§ SUPPLIED DATA
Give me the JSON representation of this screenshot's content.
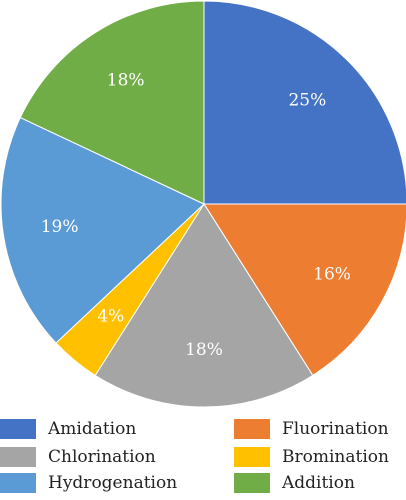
{
  "chart_data": {
    "type": "pie",
    "title": "",
    "slices": [
      {
        "name": "Amidation",
        "value": 25,
        "label": "25%",
        "color": "#4472c4"
      },
      {
        "name": "Fluorination",
        "value": 16,
        "label": "16%",
        "color": "#ed7d31"
      },
      {
        "name": "Chlorination",
        "value": 18,
        "label": "18%",
        "color": "#a5a5a5"
      },
      {
        "name": "Bromination",
        "value": 4,
        "label": "4%",
        "color": "#ffc000"
      },
      {
        "name": "Hydrogenation",
        "value": 19,
        "label": "19%",
        "color": "#5b9bd5"
      },
      {
        "name": "Addition",
        "value": 18,
        "label": "18%",
        "color": "#70ad47"
      }
    ],
    "legend_position": "bottom",
    "legend_order": [
      "Amidation",
      "Fluorination",
      "Chlorination",
      "Bromination",
      "Hydrogenation",
      "Addition"
    ]
  }
}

§ SET TASK
Show every line above in which the word "value" occurs.

§ THE RESULT
        "value": 25,
        "value": 16,
        "value": 18,
        "value": 4,
        "value": 19,
        "value": 18,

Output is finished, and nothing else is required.